What this task involves:
Quote the records below in full, exactly as given, with the images taken out.

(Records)
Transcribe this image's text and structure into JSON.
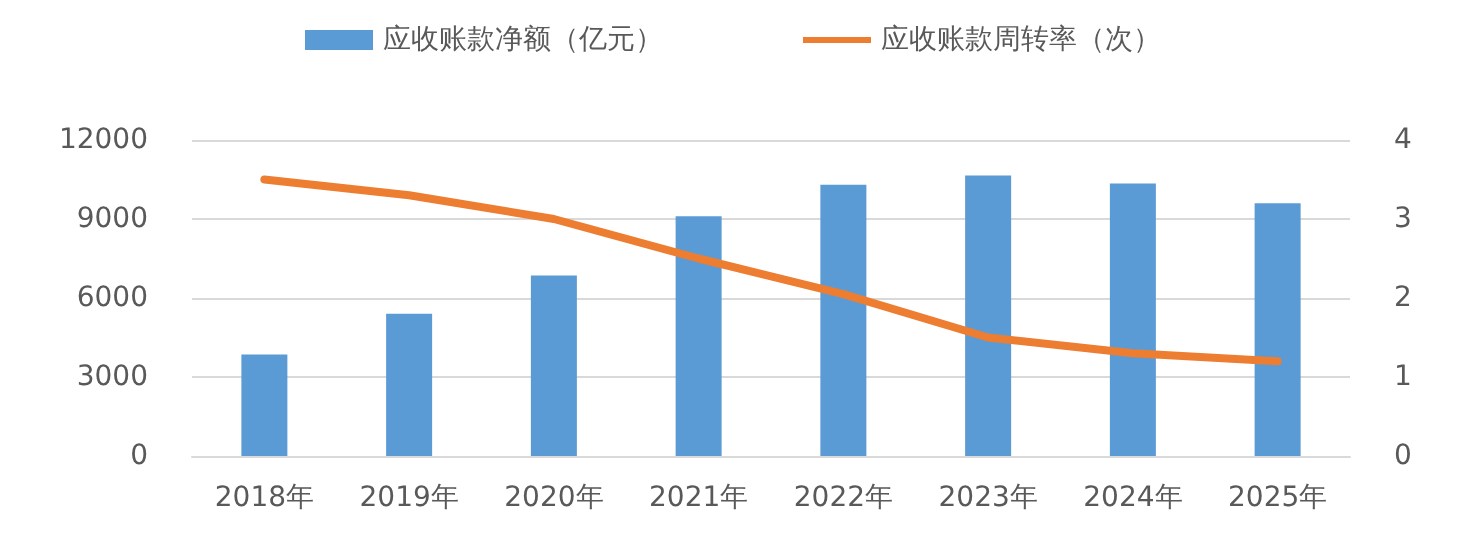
{
  "chart_data": {
    "type": "bar",
    "categories": [
      "2018年",
      "2019年",
      "2020年",
      "2021年",
      "2022年",
      "2023年",
      "2024年",
      "2025年"
    ],
    "series": [
      {
        "name": "应收账款净额（亿元）",
        "color": "#5b9bd5",
        "values": [
          3850,
          5400,
          6850,
          9100,
          10300,
          10650,
          10350,
          9600
        ]
      },
      {
        "name": "应收账款周转率（次）",
        "type": "line",
        "axis": "y2",
        "color": "#ed7d31",
        "values": [
          3.5,
          3.3,
          3.0,
          2.5,
          2.05,
          1.5,
          1.3,
          1.2
        ]
      }
    ],
    "ylim": [
      0,
      12000
    ],
    "yticks": [
      0,
      3000,
      6000,
      9000,
      12000
    ],
    "y2lim": [
      0,
      4
    ],
    "y2ticks": [
      0,
      1,
      2,
      3,
      4
    ],
    "grid": "y",
    "legend": "top",
    "marker": "none",
    "line_style": "solid"
  }
}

The result:
Transcribe this image's text and structure into JSON.
{
  "chart_data": {
    "type": "bar",
    "categories": [
      "2018年",
      "2019年",
      "2020年",
      "2021年",
      "2022年",
      "2023年",
      "2024年",
      "2025年"
    ],
    "series": [
      {
        "name": "应收账款净额（亿元）",
        "color": "#5b9bd5",
        "values": [
          3850,
          5400,
          6850,
          9100,
          10300,
          10650,
          10350,
          9600
        ]
      },
      {
        "name": "应收账款周转率（次）",
        "type": "line",
        "axis": "y2",
        "color": "#ed7d31",
        "values": [
          3.5,
          3.3,
          3.0,
          2.5,
          2.05,
          1.5,
          1.3,
          1.2
        ]
      }
    ],
    "ylim": [
      0,
      12000
    ],
    "yticks": [
      0,
      3000,
      6000,
      9000,
      12000
    ],
    "y2lim": [
      0,
      4
    ],
    "y2ticks": [
      0,
      1,
      2,
      3,
      4
    ],
    "grid": "y",
    "legend": "top",
    "marker": "none",
    "line_style": "solid"
  }
}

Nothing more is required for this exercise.